== GIVEN DATA ==

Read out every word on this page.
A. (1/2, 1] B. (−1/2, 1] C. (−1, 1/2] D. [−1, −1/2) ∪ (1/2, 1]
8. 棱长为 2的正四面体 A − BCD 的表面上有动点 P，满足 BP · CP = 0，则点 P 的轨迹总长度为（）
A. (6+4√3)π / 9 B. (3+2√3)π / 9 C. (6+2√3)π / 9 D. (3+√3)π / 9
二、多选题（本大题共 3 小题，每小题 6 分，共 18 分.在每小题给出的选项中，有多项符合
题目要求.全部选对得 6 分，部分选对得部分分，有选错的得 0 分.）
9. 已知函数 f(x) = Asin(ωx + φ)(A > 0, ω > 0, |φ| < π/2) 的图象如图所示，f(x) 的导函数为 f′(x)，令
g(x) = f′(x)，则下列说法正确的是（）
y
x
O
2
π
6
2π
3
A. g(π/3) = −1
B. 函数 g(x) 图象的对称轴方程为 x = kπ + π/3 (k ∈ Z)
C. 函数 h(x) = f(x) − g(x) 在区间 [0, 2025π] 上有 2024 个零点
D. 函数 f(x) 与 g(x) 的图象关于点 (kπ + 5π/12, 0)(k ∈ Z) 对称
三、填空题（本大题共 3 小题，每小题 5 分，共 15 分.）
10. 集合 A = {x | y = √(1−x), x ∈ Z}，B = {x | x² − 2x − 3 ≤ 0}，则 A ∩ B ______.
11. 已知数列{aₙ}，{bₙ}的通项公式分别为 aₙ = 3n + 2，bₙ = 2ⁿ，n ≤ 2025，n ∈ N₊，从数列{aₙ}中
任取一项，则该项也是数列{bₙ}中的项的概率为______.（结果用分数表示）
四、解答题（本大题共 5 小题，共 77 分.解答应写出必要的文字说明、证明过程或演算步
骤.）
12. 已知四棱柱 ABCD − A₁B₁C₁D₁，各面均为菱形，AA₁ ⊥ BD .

===
== GIVEN DATA ==

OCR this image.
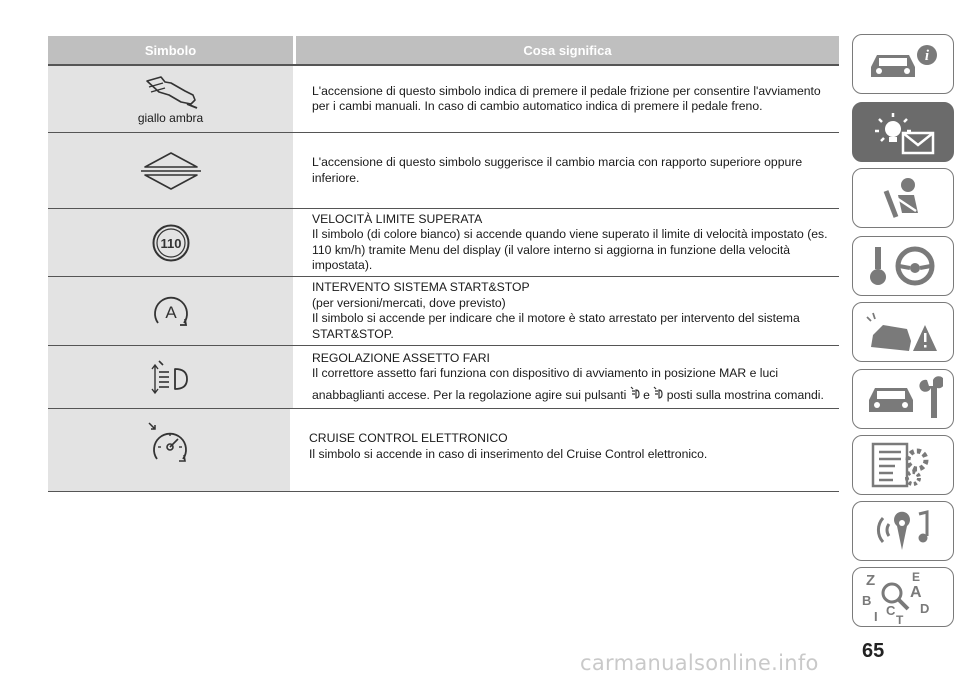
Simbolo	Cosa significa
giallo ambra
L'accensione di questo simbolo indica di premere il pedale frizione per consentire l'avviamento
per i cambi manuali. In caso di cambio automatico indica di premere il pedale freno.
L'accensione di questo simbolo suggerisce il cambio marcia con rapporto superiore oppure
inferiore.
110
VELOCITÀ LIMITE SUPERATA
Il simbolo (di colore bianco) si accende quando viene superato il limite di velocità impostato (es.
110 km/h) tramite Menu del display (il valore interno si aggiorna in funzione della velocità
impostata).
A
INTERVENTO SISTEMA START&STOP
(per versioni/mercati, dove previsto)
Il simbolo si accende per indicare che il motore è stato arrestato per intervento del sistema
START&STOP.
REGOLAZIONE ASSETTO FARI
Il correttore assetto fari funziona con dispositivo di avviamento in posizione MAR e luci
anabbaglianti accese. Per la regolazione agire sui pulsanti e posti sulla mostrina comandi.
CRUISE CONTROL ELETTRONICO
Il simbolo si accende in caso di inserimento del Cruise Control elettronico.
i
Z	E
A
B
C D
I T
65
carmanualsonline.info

===
== GIVEN DATA ==

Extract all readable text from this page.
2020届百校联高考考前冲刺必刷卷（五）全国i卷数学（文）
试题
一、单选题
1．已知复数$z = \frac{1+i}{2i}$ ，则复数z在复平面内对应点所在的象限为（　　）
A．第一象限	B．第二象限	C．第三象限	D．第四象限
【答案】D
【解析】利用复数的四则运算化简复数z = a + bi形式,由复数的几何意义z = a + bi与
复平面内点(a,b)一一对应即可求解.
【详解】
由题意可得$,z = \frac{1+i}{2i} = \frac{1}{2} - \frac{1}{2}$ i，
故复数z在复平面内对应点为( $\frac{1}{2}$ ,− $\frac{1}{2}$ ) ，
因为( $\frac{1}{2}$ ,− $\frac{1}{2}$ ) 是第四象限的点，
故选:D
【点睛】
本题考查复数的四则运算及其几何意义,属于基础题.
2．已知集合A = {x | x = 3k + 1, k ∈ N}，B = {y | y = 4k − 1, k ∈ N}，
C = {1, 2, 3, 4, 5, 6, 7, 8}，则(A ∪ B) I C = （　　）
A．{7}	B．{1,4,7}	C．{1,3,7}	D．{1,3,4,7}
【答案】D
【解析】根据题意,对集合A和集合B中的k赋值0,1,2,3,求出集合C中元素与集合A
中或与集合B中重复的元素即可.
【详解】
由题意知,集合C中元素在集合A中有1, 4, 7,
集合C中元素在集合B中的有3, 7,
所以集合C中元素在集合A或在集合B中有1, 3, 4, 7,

===

* _TASK PROMPT_
Count every line of the records that holds the string "accensione". Write only the total.

* _SOLUTION BELOW_
2